## STATED GOAL
Only lines with the string "because" matter here; gather them from the material below.

## GIVEN DATA
========
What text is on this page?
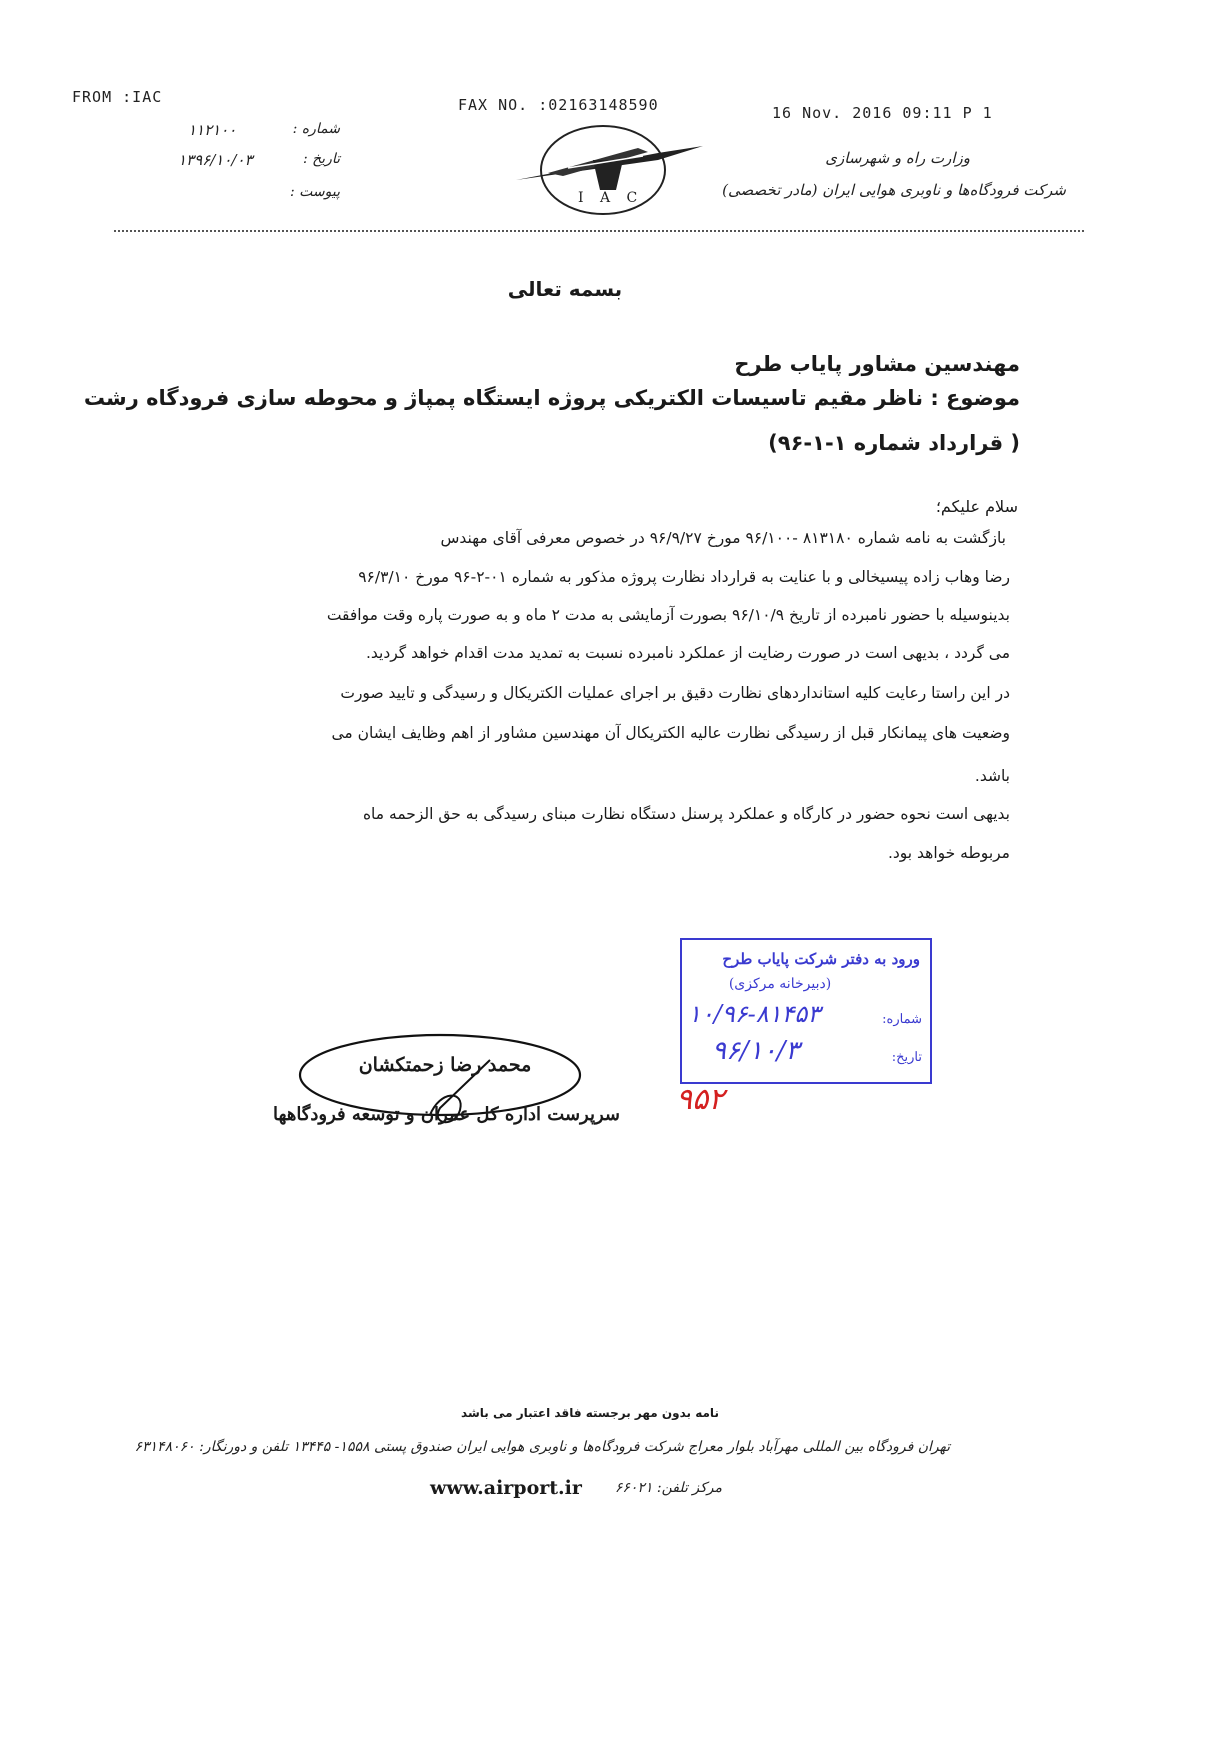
FROM :IAC	FAX NO. :02163148590	16 Nov. 2016 09:11 P 1
۱۱۲۱۰۰	شماره :
۱۳۹۶/۱۰/۰۳	تاریخ :
پیوست :	I A C
وزارت راه و شهرسازی
شرکت فرودگاه‌ها و ناوبری هوایی ایران (مادر تخصصی)
بسمه تعالی
مهندسین مشاور پایاب طرح
موضوع : ناظر مقیم تاسیسات الکتریکی پروژه ایستگاه پمپاژ و محوطه سازی فرودگاه رشت
( قرارداد شماره ۱-۱-۹۶)
سلام علیکم؛
بازگشت به نامه شماره ۸۱۳۱۸۰ -۹۶/۱۰۰ مورخ ۹۶/۹/۲۷ در خصوص معرفی آقای مهندس
رضا وهاب زاده پیسیخالی و با عنایت به قرارداد نظارت پروژه مذکور به شماره ۰۱-۲-۹۶ مورخ ۹۶/۳/۱۰
بدینوسیله با حضور نامبرده از تاریخ ۹۶/۱۰/۹ بصورت آزمایشی به مدت ۲ ماه و به صورت پاره وقت موافقت
می گردد ، بدیهی است در صورت رضایت از عملکرد نامبرده نسبت به تمدید مدت اقدام خواهد گردید.
در این راستا رعایت کلیه استانداردهای نظارت دقیق بر اجرای عملیات الکتریکال و رسیدگی و تایید صورت
وضعیت های پیمانکار قبل از رسیدگی نظارت عالیه الکتریکال آن مهندسین مشاور از اهم وظایف ایشان می
باشد.
بدیهی است نحوه حضور در کارگاه و عملکرد پرسنل دستگاه نظارت مبنای رسیدگی به حق الزحمه ماه
مربوطه خواهد بود.
ورود به دفتر شرکت پایاب طرح
(دبیرخانه مرکزی)
شماره:
۱۰/۹۶-۸۱۴۵۳
تاریخ:
۹۶/۱۰/۳
۹۵۲
محمد رضا زحمتکشان
سرپرست اداره کل عمران و توسعه فرودگاهها
نامه بدون مهر برجسته فاقد اعتبار می باشد
تهران فرودگاه بین المللی مهرآباد بلوار معراج شرکت فرودگاه‌ها و ناوبری هوایی ایران صندوق پستی ۱۵۵۸- ۱۳۴۴۵ تلفن و دورنگار: ۶۳۱۴۸۰۶۰
مرکز تلفن: ۶۶۰۲۱
www.airport.ir
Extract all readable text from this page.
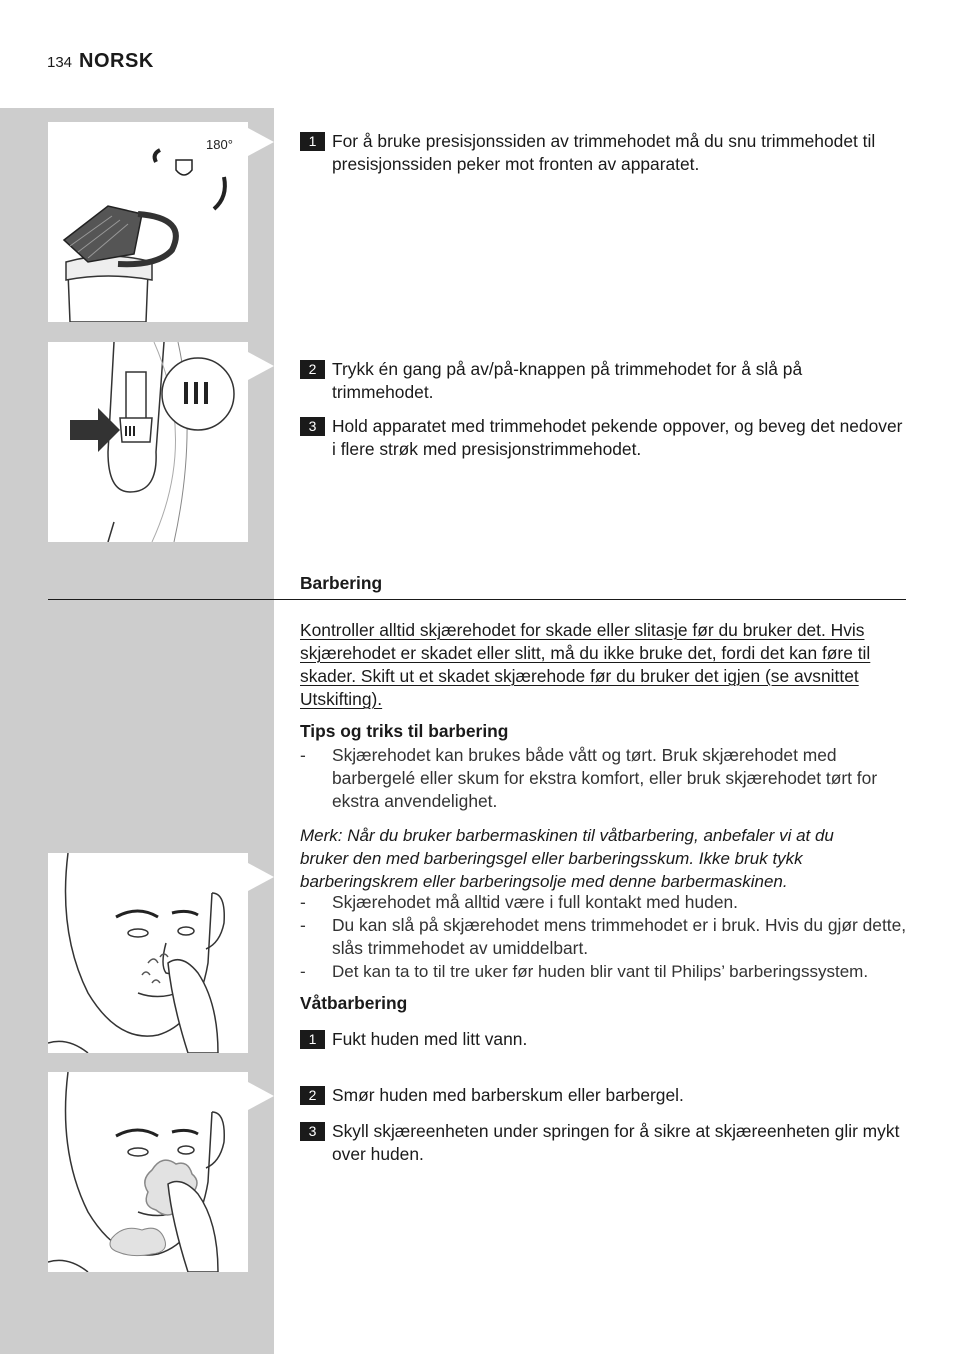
134 NORSK
180°	1 For å bruke presisjonssiden av trimmehodet må du snu trimmehodet til presisjonssiden peker mot fronten av apparatet.
2 Trykk én gang på av/på-knappen på trimmehodet for å slå på trimmehodet.
3 Hold apparatet med trimmehodet pekende oppover, og beveg det nedover i flere strøk med presisjonstrimmehodet.
Barbering
Kontroller alltid skjærehodet for skade eller slitasje før du bruker det. Hvis skjærehodet er skadet eller slitt, må du ikke bruke det, fordi det kan føre til skader. Skift ut et skadet skjærehode før du bruker det igjen (se avsnittet Utskifting).
Tips og triks til barbering
- Skjærehodet kan brukes både vått og tørt. Bruk skjærehodet med barbergelé eller skum for ekstra komfort, eller bruk skjærehodet tørt for ekstra anvendelighet.
Merk: Når du bruker barbermaskinen til våtbarbering, anbefaler vi at du bruker den med barberingsgel eller barberingsskum. Ikke bruk tykk barberingskrem eller barberingsolje med denne barbermaskinen.
- Skjærehodet må alltid være i full kontakt med huden.
- Du kan slå på skjærehodet mens trimmehodet er i bruk. Hvis du gjør dette, slås trimmehodet av umiddelbart.
- Det kan ta to til tre uker før huden blir vant til Philips’ barberingssystem.
Våtbarbering
1 Fukt huden med litt vann.
2 Smør huden med barberskum eller barbergel.
3 Skyll skjæreenheten under springen for å sikre at skjæreenheten glir mykt over huden.
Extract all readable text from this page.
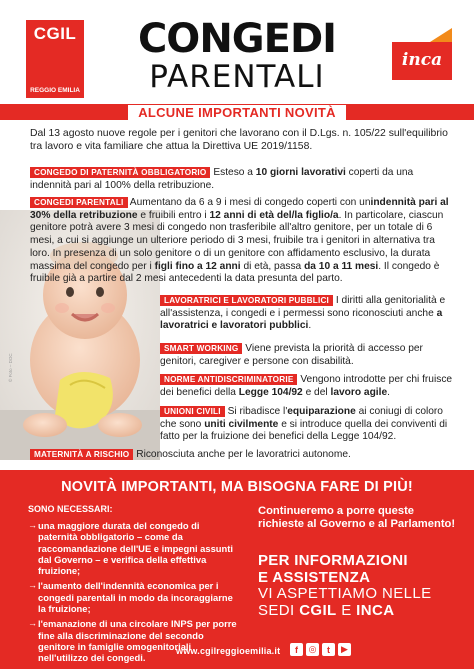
CGIL
REGGIO EMILIA
CONGEDI
PARENTALI	inca
ALCUNE IMPORTANTI NOVITÀ
Dal 13 agosto nuove regole per i genitori che lavorano con il D.Lgs. n. 105/22 sull'equilibrio tra lavoro e vita familiare che attua la Direttiva UE 2019/1158.
© Foto – DOC
CONGEDO DI PATERNITÀ OBBLIGATORIO Esteso a 10 giorni lavorativi coperti da una indennità pari al 100% della retribuzione.
CONGEDI PARENTALI Aumentano da 6 a 9 i mesi di congedo coperti con unindennità pari al 30% della retribuzione e fruibili entro i 12 anni di età del/la figlio/a. In particolare, ciascun genitore potrà avere 3 mesi di congedo non trasferibile all'altro genitore, per un totale di 6 mesi, a cui si aggiunge un ulteriore periodo di 3 mesi, fruibile tra i genitori in alternativa tra loro. In presenza di un solo genitore o di un genitore con affidamento esclusivo, la durata massima del congedo per i figli fino a 12 anni di età, passa da 10 a 11 mesi. Il congedo è fruibile già a partire dal 2 mesi antecedenti la data presunta del parto.
LAVORATRICI E LAVORATORI PUBBLICI I diritti alla genitorialità e all'assistenza, i congedi e i permessi sono riconosciuti anche a lavoratrici e lavoratori pubblici.
SMART WORKING Viene prevista la priorità di accesso per genitori, caregiver e persone con disabilità.
NORME ANTIDISCRIMINATORIE Vengono introdotte per chi fruisce dei benefici della Legge 104/92 e del lavoro agile.
UNIONI CIVILI Si ribadisce l'equiparazione ai coniugi di coloro che sono uniti civilmente e si introduce quella dei conviventi di fatto per la fruizione dei benefici della Legge 104/92.
MATERNITÀ A RISCHIO Riconosciuta anche per le lavoratrici autonome.
NOVITÀ IMPORTANTI, MA BISOGNA FARE DI PIÙ!
SONO NECESSARI:
→ una maggiore durata del congedo di paternità obbligatorio – come da raccomandazione dell'UE e impegni assunti dal Governo – e verifica della effettiva fruizione;
→ l'aumento dell'indennità economica per i congedi parentali in modo da incoraggiarne la fruizione;
→ l'emanazione di una circolare INPS per porre fine alla discriminazione del secondo genitore in famiglie omogenitoriali nell'utilizzo dei congedi.
Continueremo a porre queste richieste al Governo e al Parlamento!
PER INFORMAZIONI
E ASSISTENZA
VI ASPETTIAMO NELLE
SEDI CGIL E INCA
www.cgilreggioemilia.it	f	◎	t	▶
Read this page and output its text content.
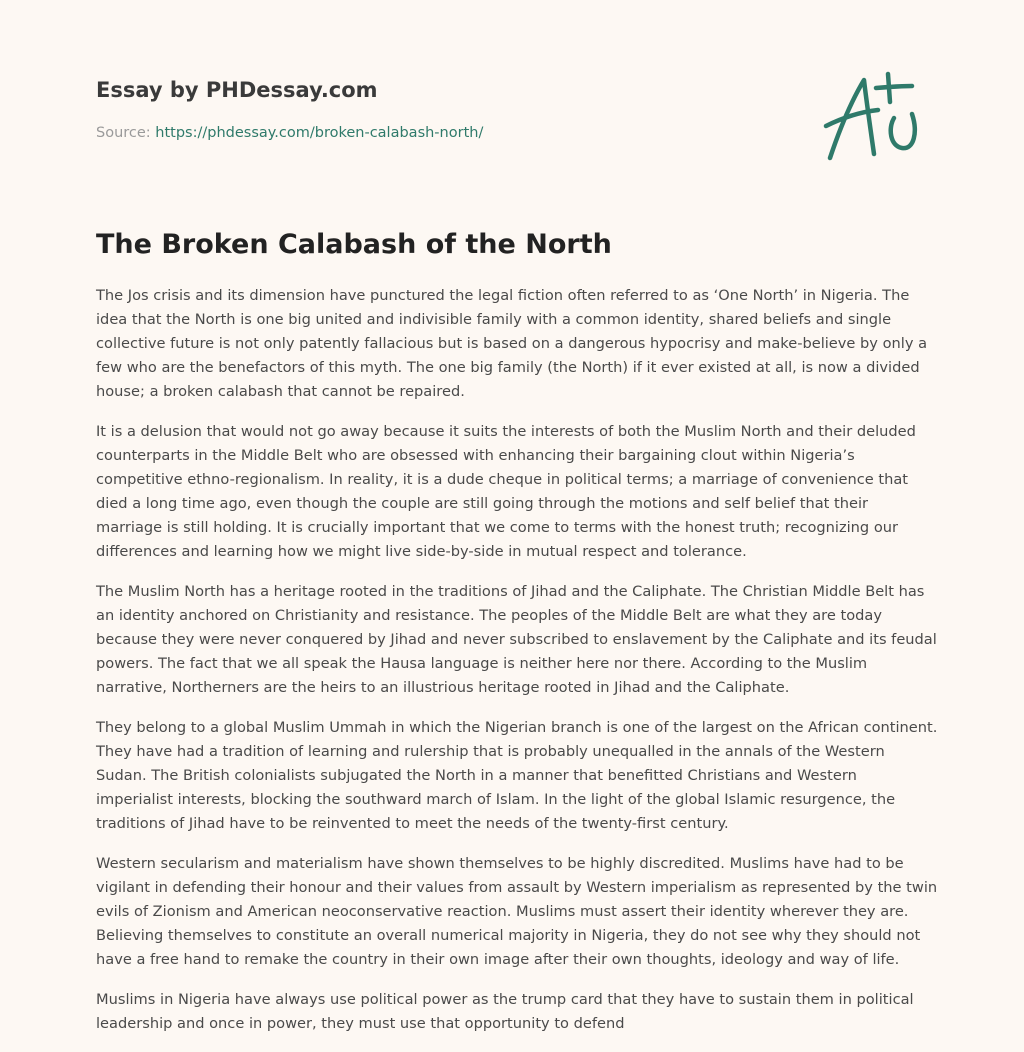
Essay by PHDessay.com
Source: https://phdessay.com/broken-calabash-north/
The Broken Calabash of the North

The Jos crisis and its dimension have punctured the legal fiction often referred to as ‘One North’ in Nigeria. The idea that the North is one big united and indivisible family with a common identity, shared beliefs and single collective future is not only patently fallacious but is based on a dangerous hypocrisy and make-believe by only a few who are the benefactors of this myth. The one big family (the North) if it ever existed at all, is now a divided house; a broken calabash that cannot be repaired.

It is a delusion that would not go away because it suits the interests of both the Muslim North and their deluded counterparts in the Middle Belt who are obsessed with enhancing their bargaining clout within Nigeria’s competitive ethno-regionalism. In reality, it is a dude cheque in political terms; a marriage of convenience that died a long time ago, even though the couple are still going through the motions and self belief that their marriage is still holding. It is crucially important that we come to terms with the honest truth; recognizing our differences and learning how we might live side-by-side in mutual respect and tolerance.

The Muslim North has a heritage rooted in the traditions of Jihad and the Caliphate. The Christian Middle Belt has an identity anchored on Christianity and resistance. The peoples of the Middle Belt are what they are today because they were never conquered by Jihad and never subscribed to enslavement by the Caliphate and its feudal powers. The fact that we all speak the Hausa language is neither here nor there. According to the Muslim narrative, Northerners are the heirs to an illustrious heritage rooted in Jihad and the Caliphate.

They belong to a global Muslim Ummah in which the Nigerian branch is one of the largest on the African continent. They have had a tradition of learning and rulership that is probably unequalled in the annals of the Western Sudan. The British colonialists subjugated the North in a manner that benefitted Christians and Western imperialist interests, blocking the southward march of Islam. In the light of the global Islamic resurgence, the traditions of Jihad have to be reinvented to meet the needs of the twenty-first century.

Western secularism and materialism have shown themselves to be highly discredited. Muslims have had to be vigilant in defending their honour and their values from assault by Western imperialism as represented by the twin evils of Zionism and American neoconservative reaction. Muslims must assert their identity wherever they are. Believing themselves to constitute an overall numerical majority in Nigeria, they do not see why they should not have a free hand to remake the country in their own image after their own thoughts, ideology and way of life.

Muslims in Nigeria have always use political power as the trump card that they have to sustain them in political leadership and once in power, they must use that opportunity to defend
========
## EXERCISE SOLUTION
It is a delusion that would not go away because it suits the interests of both the Muslim North and their deluded counterparts in the Middle Belt who are obsessed with enhancing their bargaining clout within Nigeria’s competitive ethno-regionalism. In reality, it is a dude cheque in political terms; a marriage of convenience that died a long time ago, even though the couple are still going through the motions and self belief that their marriage is still holding. It is crucially important that we come to terms with the honest truth; recognizing our differences and learning how we might live side-by-side in mutual respect and tolerance.
The Muslim North has a heritage rooted in the traditions of Jihad and the Caliphate. The Christian Middle Belt has an identity anchored on Christianity and resistance. The peoples of the Middle Belt are what they are today because they were never conquered by Jihad and never subscribed to enslavement by the Caliphate and its feudal powers. The fact that we all speak the Hausa language is neither here nor there. According to the Muslim narrative, Northerners are the heirs to an illustrious heritage rooted in Jihad and the Caliphate.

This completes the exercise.